Source data
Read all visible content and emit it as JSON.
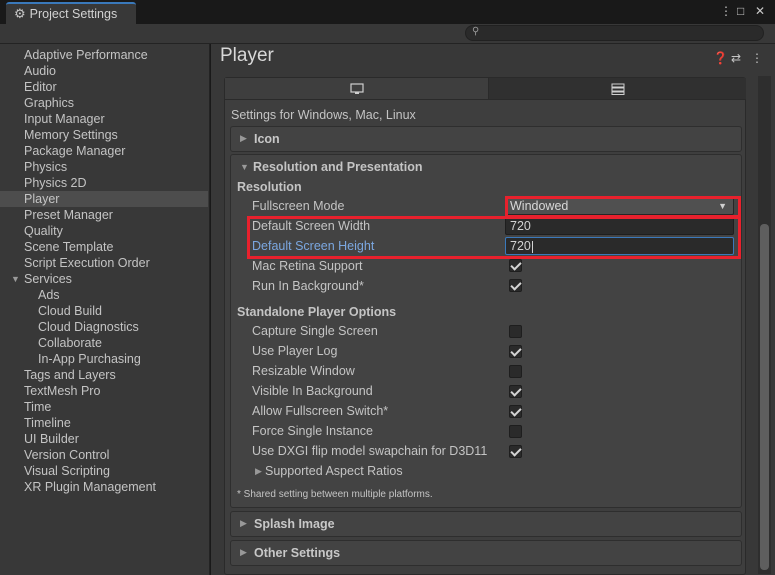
{
  "window": {
    "tab_title": "Project Settings",
    "tab_icon": "gear-icon",
    "menu_glyph": "⋮",
    "maximize_glyph": "□",
    "close_glyph": "✕",
    "search_placeholder": ""
  },
  "sidebar": {
    "items": [
      {
        "label": "Adaptive Performance"
      },
      {
        "label": "Audio"
      },
      {
        "label": "Editor"
      },
      {
        "label": "Graphics"
      },
      {
        "label": "Input Manager"
      },
      {
        "label": "Memory Settings"
      },
      {
        "label": "Package Manager"
      },
      {
        "label": "Physics"
      },
      {
        "label": "Physics 2D"
      },
      {
        "label": "Player",
        "selected": true
      },
      {
        "label": "Preset Manager"
      },
      {
        "label": "Quality"
      },
      {
        "label": "Scene Template"
      },
      {
        "label": "Script Execution Order"
      },
      {
        "label": "Services",
        "expanded": true
      },
      {
        "label": "Ads",
        "child": true
      },
      {
        "label": "Cloud Build",
        "child": true
      },
      {
        "label": "Cloud Diagnostics",
        "child": true
      },
      {
        "label": "Collaborate",
        "child": true
      },
      {
        "label": "In-App Purchasing",
        "child": true
      },
      {
        "label": "Tags and Layers"
      },
      {
        "label": "TextMesh Pro"
      },
      {
        "label": "Time"
      },
      {
        "label": "Timeline"
      },
      {
        "label": "UI Builder"
      },
      {
        "label": "Version Control"
      },
      {
        "label": "Visual Scripting"
      },
      {
        "label": "XR Plugin Management"
      }
    ]
  },
  "main": {
    "title": "Player",
    "header_icons": [
      "help-icon",
      "preset-icon",
      "more-icon"
    ],
    "platform_tabs": [
      {
        "name": "desktop-icon",
        "glyph": "🖵",
        "active": true
      },
      {
        "name": "dedicated-server-icon",
        "glyph": "☰",
        "active": false
      }
    ],
    "settings_for": "Settings for Windows, Mac, Linux",
    "icon_section": "Icon",
    "resolution_section": "Resolution and Presentation",
    "resolution_header": "Resolution",
    "fullscreen_mode": {
      "label": "Fullscreen Mode",
      "value": "Windowed"
    },
    "default_width": {
      "label": "Default Screen Width",
      "value": "720"
    },
    "default_height": {
      "label": "Default Screen Height",
      "value": "720"
    },
    "mac_retina": {
      "label": "Mac Retina Support",
      "checked": true
    },
    "run_in_background": {
      "label": "Run In Background*",
      "checked": true
    },
    "standalone_header": "Standalone Player Options",
    "standalone_options": [
      {
        "label": "Capture Single Screen",
        "checked": false
      },
      {
        "label": "Use Player Log",
        "checked": true
      },
      {
        "label": "Resizable Window",
        "checked": false
      },
      {
        "label": "Visible In Background",
        "checked": true
      },
      {
        "label": "Allow Fullscreen Switch*",
        "checked": true
      },
      {
        "label": "Force Single Instance",
        "checked": false
      },
      {
        "label": "Use DXGI flip model swapchain for D3D11",
        "checked": true
      }
    ],
    "aspect_ratios": "Supported Aspect Ratios",
    "footnote": "* Shared setting between multiple platforms.",
    "splash_section": "Splash Image",
    "other_section": "Other Settings"
  },
  "colors": {
    "highlight_box": "#e8212d",
    "accent_blue": "#3a79bb",
    "active_label": "#7ba7e0"
  }
}
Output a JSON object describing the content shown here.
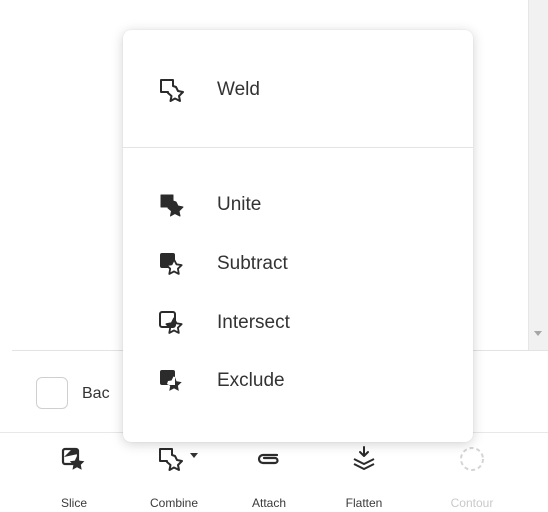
{
  "background": {
    "checkbox_label": "Bac"
  },
  "menu": {
    "items": [
      {
        "label": "Weld",
        "icon": "weld-icon"
      },
      {
        "label": "Unite",
        "icon": "unite-icon"
      },
      {
        "label": "Subtract",
        "icon": "subtract-icon"
      },
      {
        "label": "Intersect",
        "icon": "intersect-icon"
      },
      {
        "label": "Exclude",
        "icon": "exclude-icon"
      }
    ]
  },
  "toolbar": {
    "tools": [
      {
        "label": "Slice",
        "icon": "slice-icon",
        "enabled": true
      },
      {
        "label": "Combine",
        "icon": "combine-icon",
        "enabled": true
      },
      {
        "label": "Attach",
        "icon": "paperclip-icon",
        "enabled": true
      },
      {
        "label": "Flatten",
        "icon": "flatten-icon",
        "enabled": true
      },
      {
        "label": "Contour",
        "icon": "contour-icon",
        "enabled": false
      }
    ]
  },
  "colors": {
    "icon": "#2b2b2b",
    "disabled": "#c9c9c9",
    "divider": "#e4e4e4"
  }
}
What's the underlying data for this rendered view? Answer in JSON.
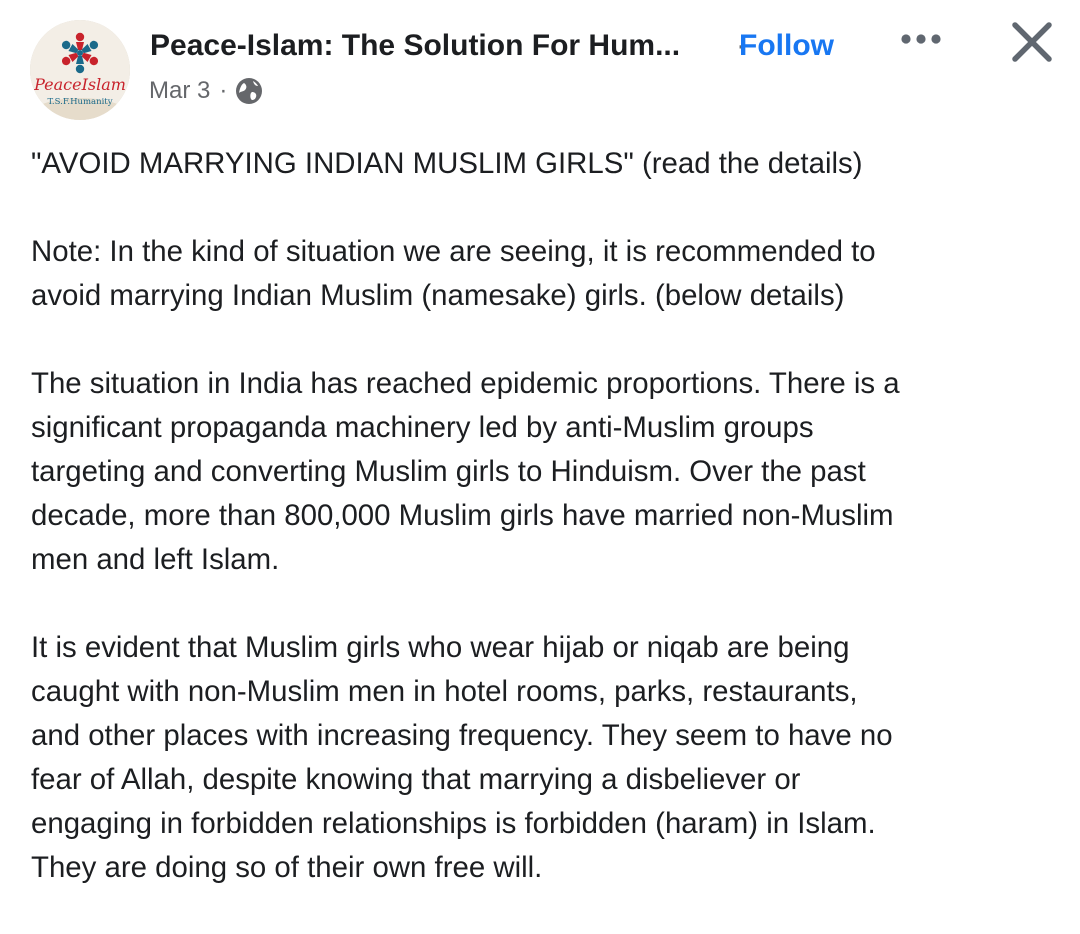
{
  "post": {
    "page_name": "Peace-Islam: The Solution For Hum...",
    "follow_separator": "·",
    "follow_label": "Follow",
    "date": "Mar 3",
    "date_separator": "·",
    "privacy_icon": "globe-icon",
    "more_icon": "more-options-icon",
    "close_icon": "close-icon",
    "avatar": {
      "logo_text": "PeaceIslam",
      "logo_subtext": "T.S.F.Humanity"
    },
    "paragraphs": [
      "\"AVOID MARRYING INDIAN MUSLIM GIRLS\" (read the details)",
      "Note: In the kind of situation we are seeing, it is recommended to\navoid marrying Indian Muslim (namesake) girls. (below details)",
      "The situation in India has reached epidemic proportions. There is a\nsignificant propaganda machinery led by anti-Muslim groups\ntargeting and converting Muslim girls to Hinduism. Over the past\ndecade, more than 800,000 Muslim girls have married non-Muslim\nmen and left Islam.",
      "It is evident that Muslim girls who wear hijab or niqab are being\ncaught with non-Muslim men in hotel rooms, parks, restaurants,\nand other places with increasing frequency. They seem to have no\nfear of Allah, despite knowing that marrying a disbeliever or\nengaging in forbidden relationships is forbidden (haram) in Islam.\nThey are doing so of their own free will."
    ]
  },
  "colors": {
    "text": "#1c1e21",
    "secondary_text": "#65676b",
    "follow_blue": "#1877f2",
    "icon_gray": "#606770",
    "logo_red": "#c8232c",
    "logo_teal": "#1b6a8a"
  }
}
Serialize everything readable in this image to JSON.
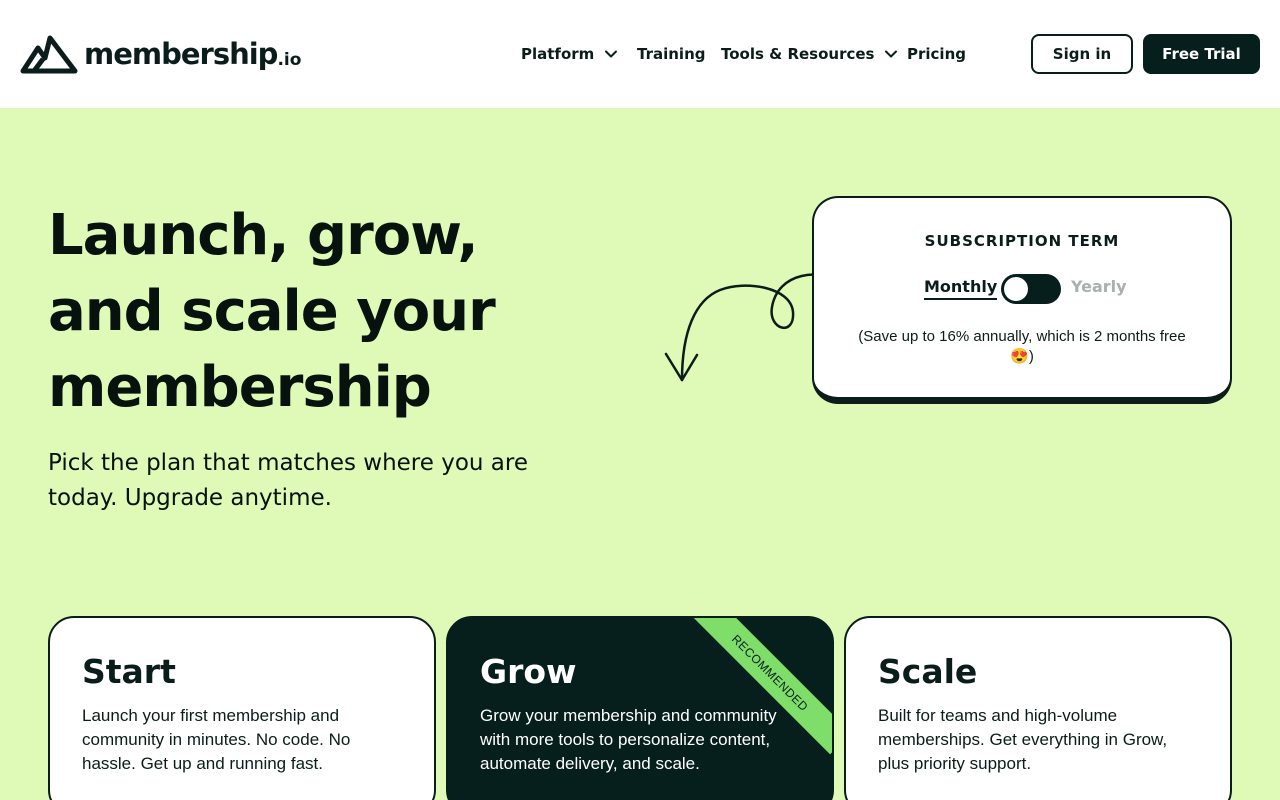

*What needs to be done*: Of the lines above, how many contain the word "Player"? Provide the number and nothing else.

*Result*: 4